Dataset rows about figures:
┌──

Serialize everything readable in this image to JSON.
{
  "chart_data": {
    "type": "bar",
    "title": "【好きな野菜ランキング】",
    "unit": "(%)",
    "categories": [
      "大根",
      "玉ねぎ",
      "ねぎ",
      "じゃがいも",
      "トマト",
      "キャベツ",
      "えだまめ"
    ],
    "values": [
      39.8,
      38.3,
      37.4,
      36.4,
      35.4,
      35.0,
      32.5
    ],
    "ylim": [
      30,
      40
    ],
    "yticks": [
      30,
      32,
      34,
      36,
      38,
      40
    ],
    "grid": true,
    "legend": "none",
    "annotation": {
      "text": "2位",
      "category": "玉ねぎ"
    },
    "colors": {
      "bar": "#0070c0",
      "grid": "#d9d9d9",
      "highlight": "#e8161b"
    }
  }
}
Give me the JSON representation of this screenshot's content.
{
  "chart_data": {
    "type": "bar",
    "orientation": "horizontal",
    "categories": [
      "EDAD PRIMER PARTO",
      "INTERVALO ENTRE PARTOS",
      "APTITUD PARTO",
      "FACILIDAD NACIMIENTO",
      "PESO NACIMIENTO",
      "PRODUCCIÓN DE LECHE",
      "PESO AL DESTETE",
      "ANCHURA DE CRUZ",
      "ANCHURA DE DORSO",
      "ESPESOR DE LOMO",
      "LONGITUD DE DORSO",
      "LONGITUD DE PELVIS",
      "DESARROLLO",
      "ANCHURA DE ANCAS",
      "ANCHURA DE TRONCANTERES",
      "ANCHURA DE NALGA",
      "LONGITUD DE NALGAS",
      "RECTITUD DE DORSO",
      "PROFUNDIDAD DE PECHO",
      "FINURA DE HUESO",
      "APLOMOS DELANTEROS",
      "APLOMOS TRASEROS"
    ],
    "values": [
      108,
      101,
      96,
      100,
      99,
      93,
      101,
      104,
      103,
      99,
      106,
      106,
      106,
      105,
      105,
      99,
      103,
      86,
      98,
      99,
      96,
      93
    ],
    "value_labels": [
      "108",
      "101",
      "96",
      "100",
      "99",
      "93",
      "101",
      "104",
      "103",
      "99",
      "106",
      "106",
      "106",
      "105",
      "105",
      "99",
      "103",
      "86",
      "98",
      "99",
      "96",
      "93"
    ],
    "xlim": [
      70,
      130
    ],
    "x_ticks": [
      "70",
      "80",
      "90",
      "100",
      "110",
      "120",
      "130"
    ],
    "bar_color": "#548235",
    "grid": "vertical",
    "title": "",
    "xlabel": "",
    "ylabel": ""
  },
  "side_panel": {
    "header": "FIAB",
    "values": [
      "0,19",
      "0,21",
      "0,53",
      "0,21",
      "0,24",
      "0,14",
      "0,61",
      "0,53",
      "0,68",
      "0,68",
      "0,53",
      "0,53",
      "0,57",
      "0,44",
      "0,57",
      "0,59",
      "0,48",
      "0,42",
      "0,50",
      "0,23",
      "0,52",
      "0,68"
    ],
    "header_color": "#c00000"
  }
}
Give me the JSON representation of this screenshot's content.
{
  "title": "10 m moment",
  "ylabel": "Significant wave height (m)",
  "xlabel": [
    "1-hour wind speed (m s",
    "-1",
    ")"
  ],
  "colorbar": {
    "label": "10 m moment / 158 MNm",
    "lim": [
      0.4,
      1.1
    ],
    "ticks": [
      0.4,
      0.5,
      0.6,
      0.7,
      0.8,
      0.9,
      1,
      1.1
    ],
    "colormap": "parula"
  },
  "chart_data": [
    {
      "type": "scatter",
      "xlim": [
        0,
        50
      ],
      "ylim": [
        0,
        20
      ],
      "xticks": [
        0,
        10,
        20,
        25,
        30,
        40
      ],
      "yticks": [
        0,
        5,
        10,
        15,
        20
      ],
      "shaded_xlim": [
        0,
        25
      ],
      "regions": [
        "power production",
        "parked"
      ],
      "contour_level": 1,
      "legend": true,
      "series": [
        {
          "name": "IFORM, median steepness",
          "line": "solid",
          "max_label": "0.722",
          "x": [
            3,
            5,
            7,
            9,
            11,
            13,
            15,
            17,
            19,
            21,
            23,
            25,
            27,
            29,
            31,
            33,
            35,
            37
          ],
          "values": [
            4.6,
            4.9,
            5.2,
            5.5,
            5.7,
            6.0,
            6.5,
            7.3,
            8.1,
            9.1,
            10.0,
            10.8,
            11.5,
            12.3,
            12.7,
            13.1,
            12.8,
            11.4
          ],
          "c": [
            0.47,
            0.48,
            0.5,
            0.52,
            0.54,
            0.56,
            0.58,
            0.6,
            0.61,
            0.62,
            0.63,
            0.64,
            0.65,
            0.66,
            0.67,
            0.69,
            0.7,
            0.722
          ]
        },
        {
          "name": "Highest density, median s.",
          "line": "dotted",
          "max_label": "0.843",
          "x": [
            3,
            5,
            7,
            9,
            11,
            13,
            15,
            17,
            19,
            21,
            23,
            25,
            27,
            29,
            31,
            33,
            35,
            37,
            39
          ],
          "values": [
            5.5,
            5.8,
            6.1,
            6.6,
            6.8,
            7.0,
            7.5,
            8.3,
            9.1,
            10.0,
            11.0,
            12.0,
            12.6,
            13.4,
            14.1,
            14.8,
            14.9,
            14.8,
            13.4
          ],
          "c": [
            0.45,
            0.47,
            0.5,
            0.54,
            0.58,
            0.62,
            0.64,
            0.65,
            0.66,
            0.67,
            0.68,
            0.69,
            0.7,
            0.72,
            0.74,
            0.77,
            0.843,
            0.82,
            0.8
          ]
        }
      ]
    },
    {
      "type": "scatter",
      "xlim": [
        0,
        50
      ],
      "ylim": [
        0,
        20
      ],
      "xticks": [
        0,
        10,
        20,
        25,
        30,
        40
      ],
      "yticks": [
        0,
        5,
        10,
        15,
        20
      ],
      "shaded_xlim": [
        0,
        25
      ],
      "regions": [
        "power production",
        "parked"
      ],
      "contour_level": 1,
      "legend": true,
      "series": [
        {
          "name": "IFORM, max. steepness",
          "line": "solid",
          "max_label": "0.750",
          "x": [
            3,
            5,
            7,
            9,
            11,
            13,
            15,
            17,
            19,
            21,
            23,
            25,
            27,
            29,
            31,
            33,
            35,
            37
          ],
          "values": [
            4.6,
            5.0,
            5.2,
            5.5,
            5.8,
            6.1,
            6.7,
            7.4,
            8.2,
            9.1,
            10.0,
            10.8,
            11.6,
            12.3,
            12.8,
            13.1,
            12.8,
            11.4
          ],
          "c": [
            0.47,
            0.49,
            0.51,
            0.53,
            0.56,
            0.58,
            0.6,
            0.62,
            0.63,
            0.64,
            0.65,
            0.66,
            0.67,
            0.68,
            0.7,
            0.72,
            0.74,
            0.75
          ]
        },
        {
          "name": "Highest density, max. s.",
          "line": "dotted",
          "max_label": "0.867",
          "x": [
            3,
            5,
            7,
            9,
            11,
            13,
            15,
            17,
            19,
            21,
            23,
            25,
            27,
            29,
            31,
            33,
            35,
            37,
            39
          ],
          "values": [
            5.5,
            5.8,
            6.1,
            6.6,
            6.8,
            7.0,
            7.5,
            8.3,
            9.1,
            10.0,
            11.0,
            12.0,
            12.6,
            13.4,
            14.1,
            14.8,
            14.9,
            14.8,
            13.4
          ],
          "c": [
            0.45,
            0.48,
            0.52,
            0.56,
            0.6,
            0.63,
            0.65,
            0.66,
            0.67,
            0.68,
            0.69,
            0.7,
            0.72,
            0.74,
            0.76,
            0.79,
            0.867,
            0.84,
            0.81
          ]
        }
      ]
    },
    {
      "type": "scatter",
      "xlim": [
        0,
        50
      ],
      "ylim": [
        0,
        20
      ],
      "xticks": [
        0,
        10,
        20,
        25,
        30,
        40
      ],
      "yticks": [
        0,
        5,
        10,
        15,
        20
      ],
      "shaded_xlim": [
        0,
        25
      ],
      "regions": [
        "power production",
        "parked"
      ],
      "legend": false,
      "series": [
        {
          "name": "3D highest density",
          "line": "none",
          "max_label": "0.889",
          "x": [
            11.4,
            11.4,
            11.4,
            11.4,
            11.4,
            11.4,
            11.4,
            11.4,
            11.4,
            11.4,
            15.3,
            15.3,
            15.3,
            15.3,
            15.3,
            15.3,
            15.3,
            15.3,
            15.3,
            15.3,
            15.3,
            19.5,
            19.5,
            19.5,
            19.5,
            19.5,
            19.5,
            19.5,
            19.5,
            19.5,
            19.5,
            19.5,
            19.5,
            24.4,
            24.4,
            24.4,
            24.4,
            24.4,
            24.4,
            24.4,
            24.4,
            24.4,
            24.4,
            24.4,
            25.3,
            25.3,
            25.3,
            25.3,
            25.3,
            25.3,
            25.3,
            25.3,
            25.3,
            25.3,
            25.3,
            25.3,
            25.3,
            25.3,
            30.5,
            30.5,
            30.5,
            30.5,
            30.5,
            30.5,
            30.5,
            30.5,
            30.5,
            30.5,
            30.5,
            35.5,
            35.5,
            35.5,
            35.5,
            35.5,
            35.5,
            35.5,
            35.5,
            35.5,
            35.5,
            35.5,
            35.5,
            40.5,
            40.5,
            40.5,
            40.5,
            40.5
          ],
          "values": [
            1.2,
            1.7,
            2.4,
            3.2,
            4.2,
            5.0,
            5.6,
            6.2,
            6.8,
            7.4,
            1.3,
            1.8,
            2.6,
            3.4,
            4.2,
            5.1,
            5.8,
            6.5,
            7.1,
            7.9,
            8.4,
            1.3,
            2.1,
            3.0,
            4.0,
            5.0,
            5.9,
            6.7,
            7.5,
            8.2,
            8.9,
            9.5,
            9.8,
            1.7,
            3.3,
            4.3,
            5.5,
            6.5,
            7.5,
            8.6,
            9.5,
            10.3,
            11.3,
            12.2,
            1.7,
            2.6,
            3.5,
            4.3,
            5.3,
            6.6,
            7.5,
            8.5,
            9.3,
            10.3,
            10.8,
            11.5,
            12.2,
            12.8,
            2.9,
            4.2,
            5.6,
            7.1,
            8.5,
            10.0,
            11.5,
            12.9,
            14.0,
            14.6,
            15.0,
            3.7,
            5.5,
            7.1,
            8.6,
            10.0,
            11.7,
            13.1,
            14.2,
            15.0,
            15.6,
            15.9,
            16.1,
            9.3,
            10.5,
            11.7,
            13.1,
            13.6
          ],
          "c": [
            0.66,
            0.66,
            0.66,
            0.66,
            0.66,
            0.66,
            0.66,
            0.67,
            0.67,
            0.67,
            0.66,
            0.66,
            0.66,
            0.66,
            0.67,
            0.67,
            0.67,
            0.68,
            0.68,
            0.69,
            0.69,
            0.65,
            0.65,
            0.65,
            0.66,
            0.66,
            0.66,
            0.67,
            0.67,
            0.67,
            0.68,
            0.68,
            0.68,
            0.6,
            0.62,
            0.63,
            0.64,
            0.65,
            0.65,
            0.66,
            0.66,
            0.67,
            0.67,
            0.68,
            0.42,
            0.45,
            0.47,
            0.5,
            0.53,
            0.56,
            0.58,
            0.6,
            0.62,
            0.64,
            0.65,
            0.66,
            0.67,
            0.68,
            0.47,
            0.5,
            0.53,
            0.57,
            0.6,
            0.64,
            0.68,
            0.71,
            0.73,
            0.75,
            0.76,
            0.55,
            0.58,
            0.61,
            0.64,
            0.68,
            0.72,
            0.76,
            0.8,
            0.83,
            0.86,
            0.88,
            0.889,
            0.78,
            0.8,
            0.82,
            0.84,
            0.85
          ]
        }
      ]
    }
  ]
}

└──

* **REQUEST**: Find each line holding the string "name" and copy it out.

* **RESPONSE FOR THIS EXERCISE**:
          "name": "IFORM, median steepness",
          "name": "Highest density, median s.",
          "name": "IFORM, max. steepness",
          "name": "Highest density, max. s.",
          "name": "3D highest density",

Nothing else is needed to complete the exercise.